- SHORT PROBLEM
Say how many lines include the word "icon", using only a number.

Stored data
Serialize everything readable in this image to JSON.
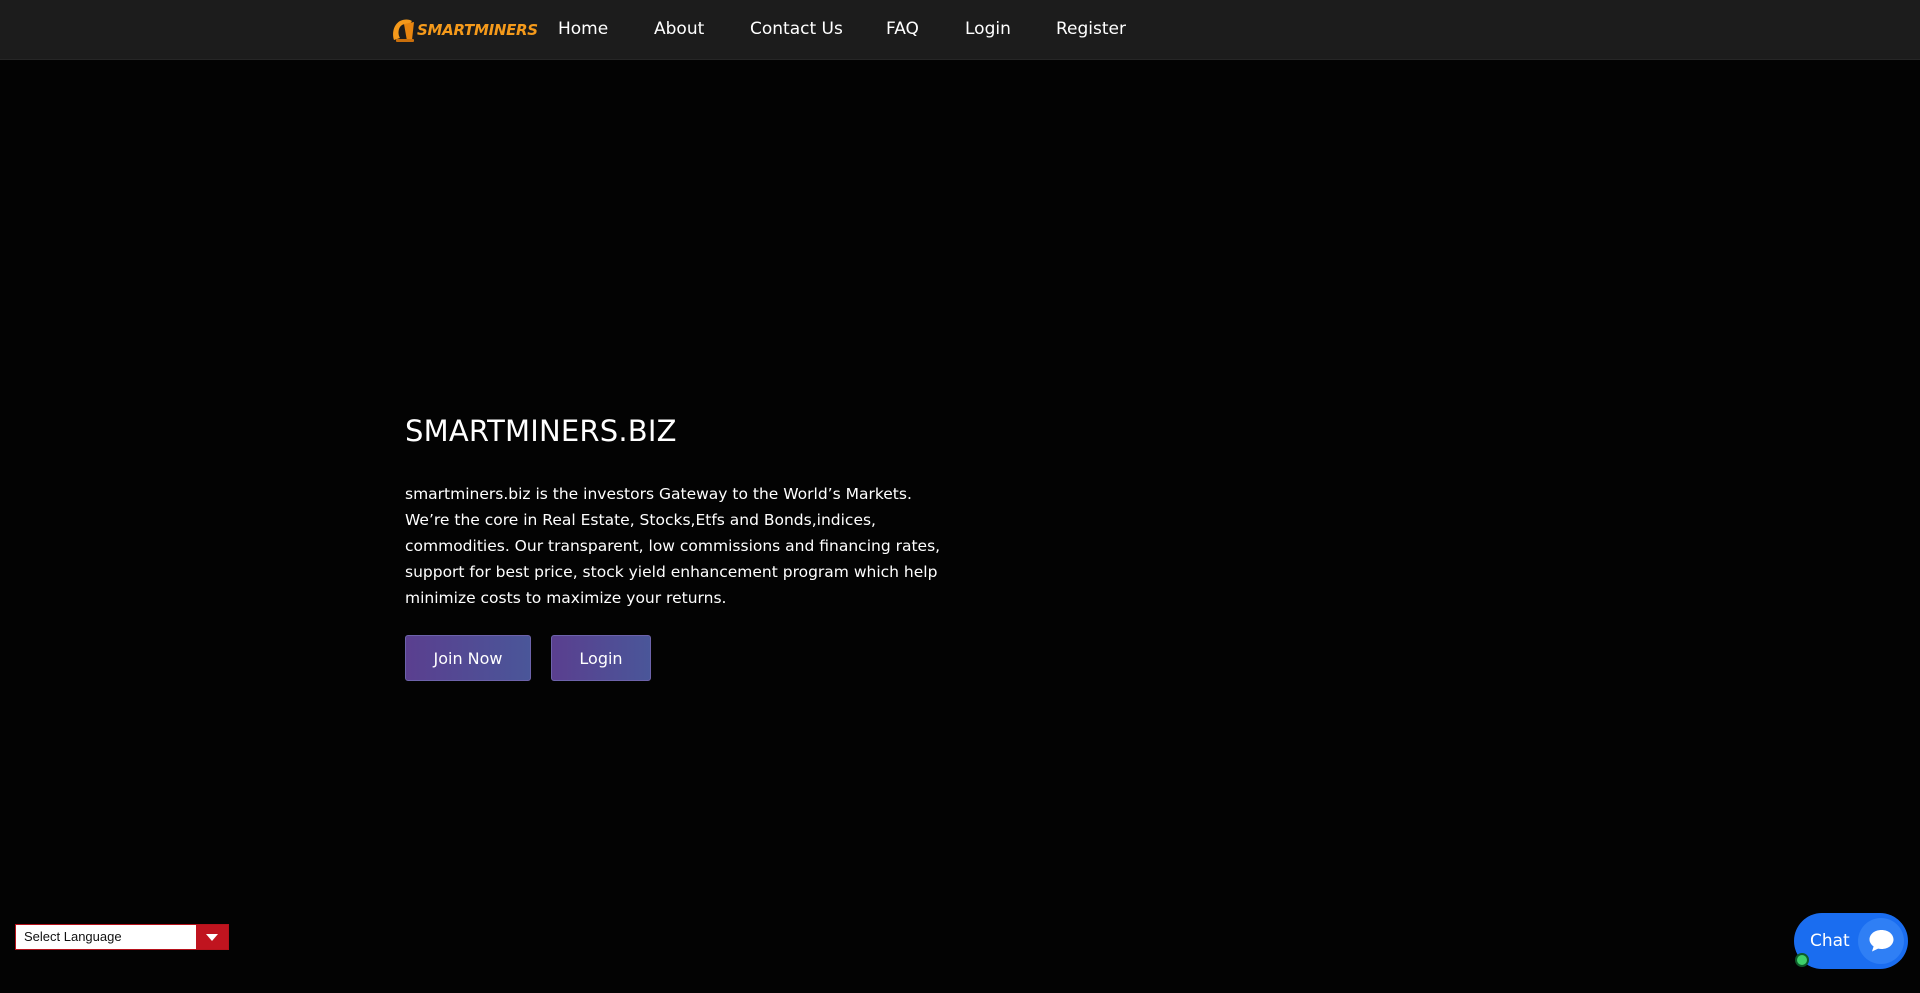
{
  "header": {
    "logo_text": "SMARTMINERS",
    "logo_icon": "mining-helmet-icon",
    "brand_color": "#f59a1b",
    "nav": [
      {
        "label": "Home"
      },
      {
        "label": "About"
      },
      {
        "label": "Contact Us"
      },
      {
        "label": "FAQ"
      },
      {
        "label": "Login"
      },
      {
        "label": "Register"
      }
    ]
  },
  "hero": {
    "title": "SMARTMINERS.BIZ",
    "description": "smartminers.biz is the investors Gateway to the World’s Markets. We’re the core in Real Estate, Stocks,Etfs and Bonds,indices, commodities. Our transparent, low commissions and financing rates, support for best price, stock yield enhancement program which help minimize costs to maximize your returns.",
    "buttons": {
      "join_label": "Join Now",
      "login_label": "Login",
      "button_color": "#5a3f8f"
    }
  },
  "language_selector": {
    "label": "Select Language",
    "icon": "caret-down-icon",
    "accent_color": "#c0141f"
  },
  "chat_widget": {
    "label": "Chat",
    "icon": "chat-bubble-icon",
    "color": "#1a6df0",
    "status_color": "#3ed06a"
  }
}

- OUTPUT BELOW
3